■ Exercise prompt
Below is a block of records; repeat all of them exactly.

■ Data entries
┄┄┄┄┄┄┄┄┄┄
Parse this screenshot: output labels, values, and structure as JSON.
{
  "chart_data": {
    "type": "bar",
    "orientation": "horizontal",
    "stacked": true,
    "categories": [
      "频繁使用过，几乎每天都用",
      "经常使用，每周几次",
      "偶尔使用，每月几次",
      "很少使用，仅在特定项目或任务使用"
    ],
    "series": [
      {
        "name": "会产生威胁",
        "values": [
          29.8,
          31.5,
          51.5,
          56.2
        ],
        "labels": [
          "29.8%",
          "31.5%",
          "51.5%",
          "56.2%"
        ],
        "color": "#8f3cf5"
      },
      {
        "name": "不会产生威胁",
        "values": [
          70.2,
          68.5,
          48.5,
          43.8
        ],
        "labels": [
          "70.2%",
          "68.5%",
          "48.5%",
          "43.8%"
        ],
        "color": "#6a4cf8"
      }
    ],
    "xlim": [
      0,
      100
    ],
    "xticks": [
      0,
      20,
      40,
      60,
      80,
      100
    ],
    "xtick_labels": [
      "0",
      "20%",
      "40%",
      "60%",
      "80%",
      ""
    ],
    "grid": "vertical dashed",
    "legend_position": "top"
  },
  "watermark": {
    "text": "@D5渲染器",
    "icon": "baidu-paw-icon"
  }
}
┄┄┄┄┄┄┄┄┄┄
■ Reply
Parse this screenshot: output labels, values, and structure as JSON.
{
  "chart_data": {
    "type": "bar",
    "orientation": "horizontal",
    "stacked": true,
    "categories": [
      "频繁使用过，几乎每天都用",
      "经常使用，每周几次",
      "偶尔使用，每月几次",
      "很少使用，仅在特定项目或任务使用"
    ],
    "series": [
      {
        "name": "会产生威胁",
        "values": [
          29.8,
          31.5,
          51.5,
          56.2
        ],
        "labels": [
          "29.8%",
          "31.5%",
          "51.5%",
          "56.2%"
        ],
        "color": "#8f3cf5"
      },
      {
        "name": "不会产生威胁",
        "values": [
          70.2,
          68.5,
          48.5,
          43.8
        ],
        "labels": [
          "70.2%",
          "68.5%",
          "48.5%",
          "43.8%"
        ],
        "color": "#6a4cf8"
      }
    ],
    "xlim": [
      0,
      100
    ],
    "xticks": [
      0,
      20,
      40,
      60,
      80,
      100
    ],
    "xtick_labels": [
      "0",
      "20%",
      "40%",
      "60%",
      "80%",
      ""
    ],
    "grid": "vertical dashed",
    "legend_position": "top"
  },
  "watermark": {
    "text": "@D5渲染器",
    "icon": "baidu-paw-icon"
  }
}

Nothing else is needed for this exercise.